*What is needed*: Output every line exactly as written. Leave out pictures.

——————

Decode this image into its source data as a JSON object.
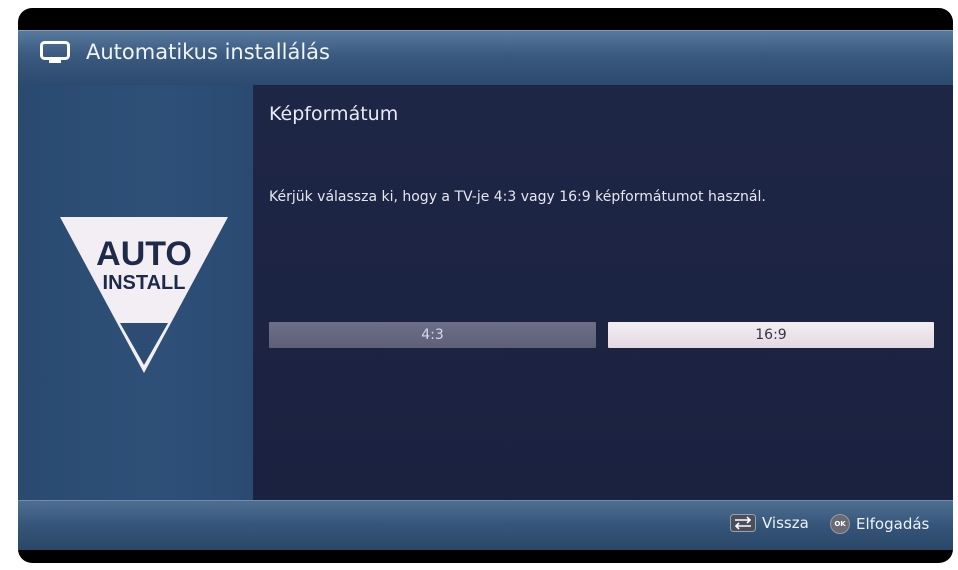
{
  "header": {
    "title": "Automatikus installálás",
    "icon": "tv-icon"
  },
  "logo": {
    "line1": "AUTO",
    "line2": "INSTALL"
  },
  "main": {
    "heading": "Képformátum",
    "message": "Kérjük válassza ki, hogy a TV-je 4:3 vagy 16:9 képformátumot használ.",
    "options": [
      {
        "label": "4:3",
        "selected": false
      },
      {
        "label": "16:9",
        "selected": true
      }
    ]
  },
  "footer": {
    "back_label": "Vissza",
    "back_icon": "back-arrows-icon",
    "ok_badge": "OK",
    "ok_label": "Elfogadás"
  },
  "colors": {
    "title_bar": "#3a5a80",
    "content_bg": "#1c2440",
    "selected_option": "#e4d9e2",
    "unselected_option": "#5e6078"
  }
}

——————

*Written response*:
Decode this image into its source data as a JSON object.
{
  "header": {
    "title": "Automatikus installálás",
    "icon": "tv-icon"
  },
  "logo": {
    "line1": "AUTO",
    "line2": "INSTALL"
  },
  "main": {
    "heading": "Képformátum",
    "message": "Kérjük válassza ki, hogy a TV-je 4:3 vagy 16:9 képformátumot használ.",
    "options": [
      {
        "label": "4:3",
        "selected": false
      },
      {
        "label": "16:9",
        "selected": true
      }
    ]
  },
  "footer": {
    "back_label": "Vissza",
    "back_icon": "back-arrows-icon",
    "ok_badge": "OK",
    "ok_label": "Elfogadás"
  },
  "colors": {
    "title_bar": "#3a5a80",
    "content_bg": "#1c2440",
    "selected_option": "#e4d9e2",
    "unselected_option": "#5e6078"
  }
}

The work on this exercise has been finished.